Data records:
>> Start
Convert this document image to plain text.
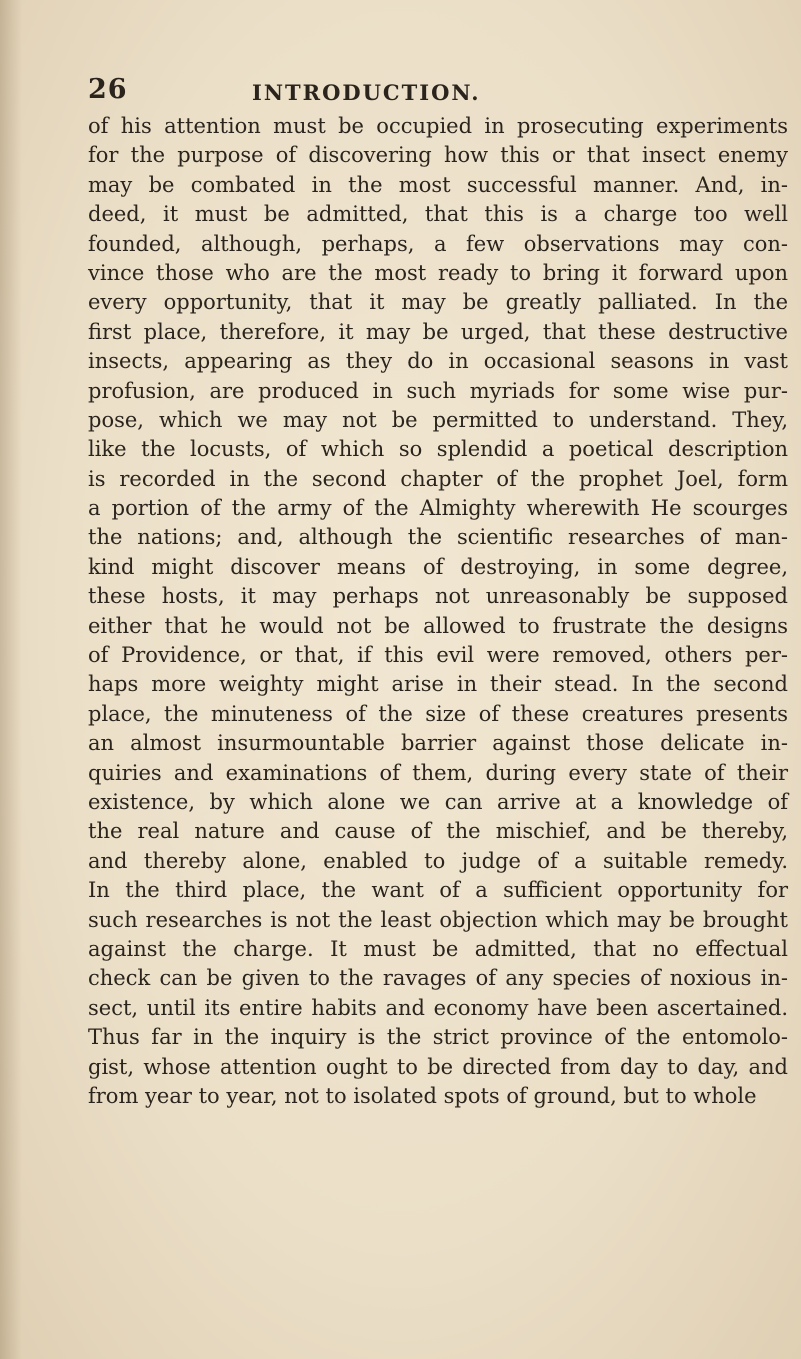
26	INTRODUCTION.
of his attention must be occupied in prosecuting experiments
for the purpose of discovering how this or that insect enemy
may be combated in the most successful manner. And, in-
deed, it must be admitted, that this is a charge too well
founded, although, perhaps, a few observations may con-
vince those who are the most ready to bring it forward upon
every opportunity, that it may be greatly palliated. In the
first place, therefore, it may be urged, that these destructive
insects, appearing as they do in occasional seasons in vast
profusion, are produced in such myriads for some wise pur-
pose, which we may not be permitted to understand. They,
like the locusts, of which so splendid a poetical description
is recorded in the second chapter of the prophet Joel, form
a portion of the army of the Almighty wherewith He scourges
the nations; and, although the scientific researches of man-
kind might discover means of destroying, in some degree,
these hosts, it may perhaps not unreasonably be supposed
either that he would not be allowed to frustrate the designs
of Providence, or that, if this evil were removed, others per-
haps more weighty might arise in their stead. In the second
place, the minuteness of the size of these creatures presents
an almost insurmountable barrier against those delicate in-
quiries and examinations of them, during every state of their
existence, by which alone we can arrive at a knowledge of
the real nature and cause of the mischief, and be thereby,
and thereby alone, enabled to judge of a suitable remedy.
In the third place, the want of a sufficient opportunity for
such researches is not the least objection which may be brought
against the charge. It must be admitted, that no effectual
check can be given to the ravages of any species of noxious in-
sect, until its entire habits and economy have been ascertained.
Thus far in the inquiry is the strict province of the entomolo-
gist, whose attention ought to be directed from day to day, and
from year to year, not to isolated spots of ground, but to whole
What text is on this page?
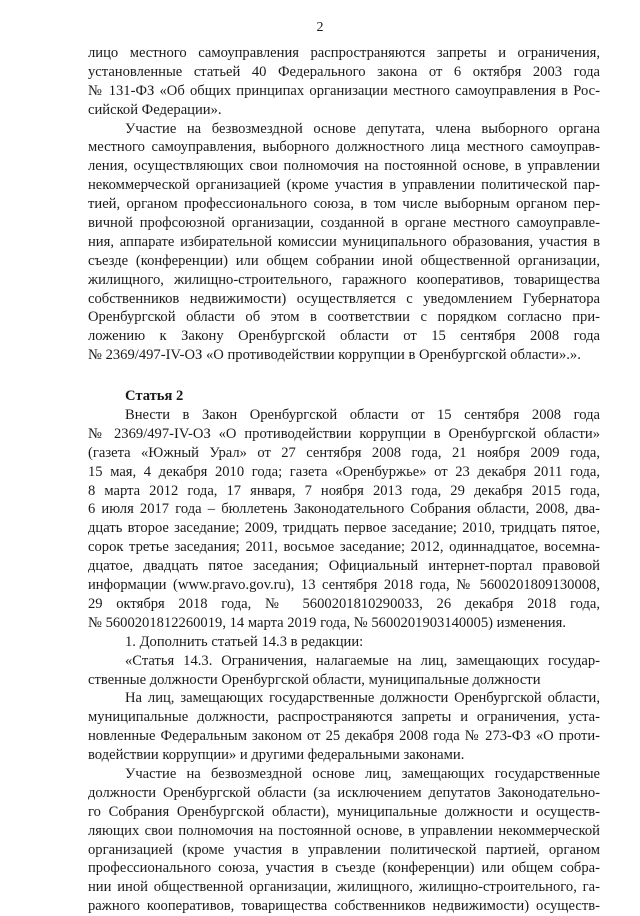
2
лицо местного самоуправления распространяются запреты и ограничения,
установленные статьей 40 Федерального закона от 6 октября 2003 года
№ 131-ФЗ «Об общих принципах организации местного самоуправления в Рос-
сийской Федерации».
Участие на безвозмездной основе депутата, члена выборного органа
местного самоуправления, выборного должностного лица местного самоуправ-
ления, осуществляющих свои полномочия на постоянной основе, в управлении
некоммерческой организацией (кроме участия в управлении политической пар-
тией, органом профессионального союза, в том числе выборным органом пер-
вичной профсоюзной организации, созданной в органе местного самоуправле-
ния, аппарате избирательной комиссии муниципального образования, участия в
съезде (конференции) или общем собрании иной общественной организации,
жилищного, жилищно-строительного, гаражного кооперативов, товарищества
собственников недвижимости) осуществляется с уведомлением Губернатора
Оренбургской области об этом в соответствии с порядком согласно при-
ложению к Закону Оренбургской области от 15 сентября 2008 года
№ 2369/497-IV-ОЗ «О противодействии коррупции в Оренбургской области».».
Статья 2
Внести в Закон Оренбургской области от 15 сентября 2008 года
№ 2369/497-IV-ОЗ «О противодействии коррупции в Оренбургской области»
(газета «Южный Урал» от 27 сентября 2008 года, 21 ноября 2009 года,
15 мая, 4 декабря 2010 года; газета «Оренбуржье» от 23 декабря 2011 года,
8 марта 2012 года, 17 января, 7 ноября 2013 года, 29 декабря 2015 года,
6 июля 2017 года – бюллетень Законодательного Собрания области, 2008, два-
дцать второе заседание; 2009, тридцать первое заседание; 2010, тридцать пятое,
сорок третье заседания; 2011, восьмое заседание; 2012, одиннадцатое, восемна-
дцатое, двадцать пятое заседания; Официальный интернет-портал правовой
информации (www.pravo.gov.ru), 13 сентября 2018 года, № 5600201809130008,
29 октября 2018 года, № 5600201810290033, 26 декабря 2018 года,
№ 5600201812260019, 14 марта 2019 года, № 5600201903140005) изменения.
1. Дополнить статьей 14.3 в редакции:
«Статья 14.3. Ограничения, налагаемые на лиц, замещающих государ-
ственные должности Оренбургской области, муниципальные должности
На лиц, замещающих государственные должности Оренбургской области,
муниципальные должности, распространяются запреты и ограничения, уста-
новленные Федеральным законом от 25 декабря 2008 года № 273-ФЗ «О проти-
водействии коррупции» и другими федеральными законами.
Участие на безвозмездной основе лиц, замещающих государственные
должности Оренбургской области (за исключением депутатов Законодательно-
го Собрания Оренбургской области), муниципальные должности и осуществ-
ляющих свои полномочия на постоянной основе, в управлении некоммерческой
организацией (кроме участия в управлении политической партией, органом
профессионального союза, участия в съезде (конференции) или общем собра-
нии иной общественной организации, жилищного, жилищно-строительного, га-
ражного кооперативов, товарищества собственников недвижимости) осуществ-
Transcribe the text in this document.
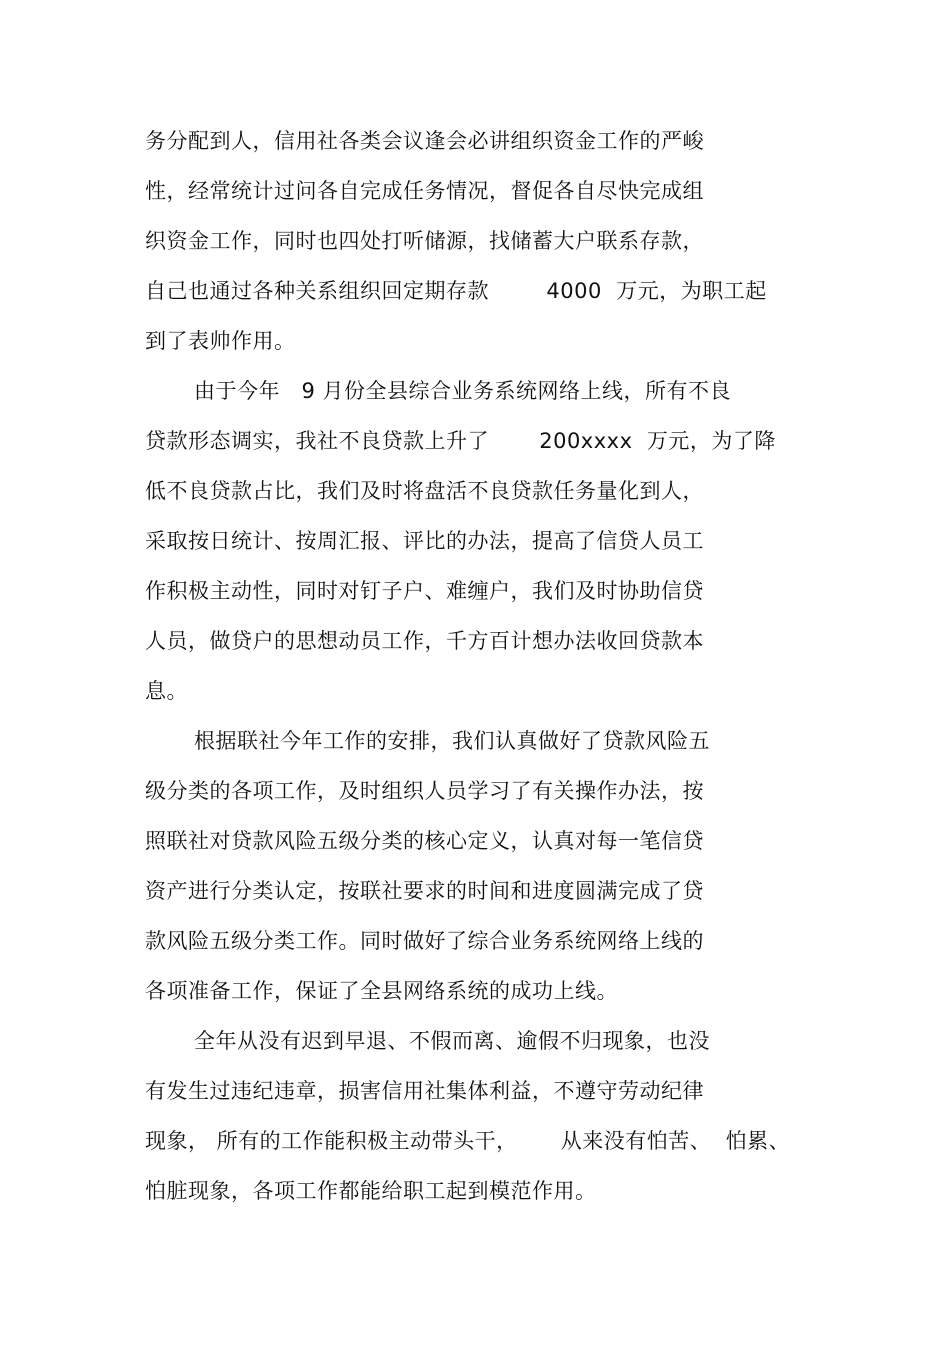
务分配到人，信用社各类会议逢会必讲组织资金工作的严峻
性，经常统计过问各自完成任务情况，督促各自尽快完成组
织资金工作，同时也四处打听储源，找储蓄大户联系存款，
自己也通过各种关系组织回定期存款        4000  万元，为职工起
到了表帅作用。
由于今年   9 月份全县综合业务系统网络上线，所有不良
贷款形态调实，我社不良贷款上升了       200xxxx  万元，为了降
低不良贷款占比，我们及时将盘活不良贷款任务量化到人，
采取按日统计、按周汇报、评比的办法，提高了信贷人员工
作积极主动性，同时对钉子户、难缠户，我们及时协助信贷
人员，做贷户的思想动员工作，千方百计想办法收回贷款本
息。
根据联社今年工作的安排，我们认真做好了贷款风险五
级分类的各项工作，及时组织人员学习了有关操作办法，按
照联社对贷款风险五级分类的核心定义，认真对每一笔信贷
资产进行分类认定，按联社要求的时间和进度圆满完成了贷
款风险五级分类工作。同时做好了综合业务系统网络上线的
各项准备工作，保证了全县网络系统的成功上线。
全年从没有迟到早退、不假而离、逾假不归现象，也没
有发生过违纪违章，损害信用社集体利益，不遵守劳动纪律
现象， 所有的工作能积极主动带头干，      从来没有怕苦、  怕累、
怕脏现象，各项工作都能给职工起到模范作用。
>> End
OBJECTIVE: Only the lines from the one containing "Transcribe the text in this document." through the last line of the records above should be repeated, exactly and without pictures.

WRITTEN ANSWER:
Transcribe the text in this document.
务分配到人，信用社各类会议逢会必讲组织资金工作的严峻
性，经常统计过问各自完成任务情况，督促各自尽快完成组
织资金工作，同时也四处打听储源，找储蓄大户联系存款，
自己也通过各种关系组织回定期存款        4000  万元，为职工起
到了表帅作用。
由于今年   9 月份全县综合业务系统网络上线，所有不良
贷款形态调实，我社不良贷款上升了       200xxxx  万元，为了降
低不良贷款占比，我们及时将盘活不良贷款任务量化到人，
采取按日统计、按周汇报、评比的办法，提高了信贷人员工
作积极主动性，同时对钉子户、难缠户，我们及时协助信贷
人员，做贷户的思想动员工作，千方百计想办法收回贷款本
息。
根据联社今年工作的安排，我们认真做好了贷款风险五
级分类的各项工作，及时组织人员学习了有关操作办法，按
照联社对贷款风险五级分类的核心定义，认真对每一笔信贷
资产进行分类认定，按联社要求的时间和进度圆满完成了贷
款风险五级分类工作。同时做好了综合业务系统网络上线的
各项准备工作，保证了全县网络系统的成功上线。
全年从没有迟到早退、不假而离、逾假不归现象，也没
有发生过违纪违章，损害信用社集体利益，不遵守劳动纪律
现象， 所有的工作能积极主动带头干，      从来没有怕苦、  怕累、
怕脏现象，各项工作都能给职工起到模范作用。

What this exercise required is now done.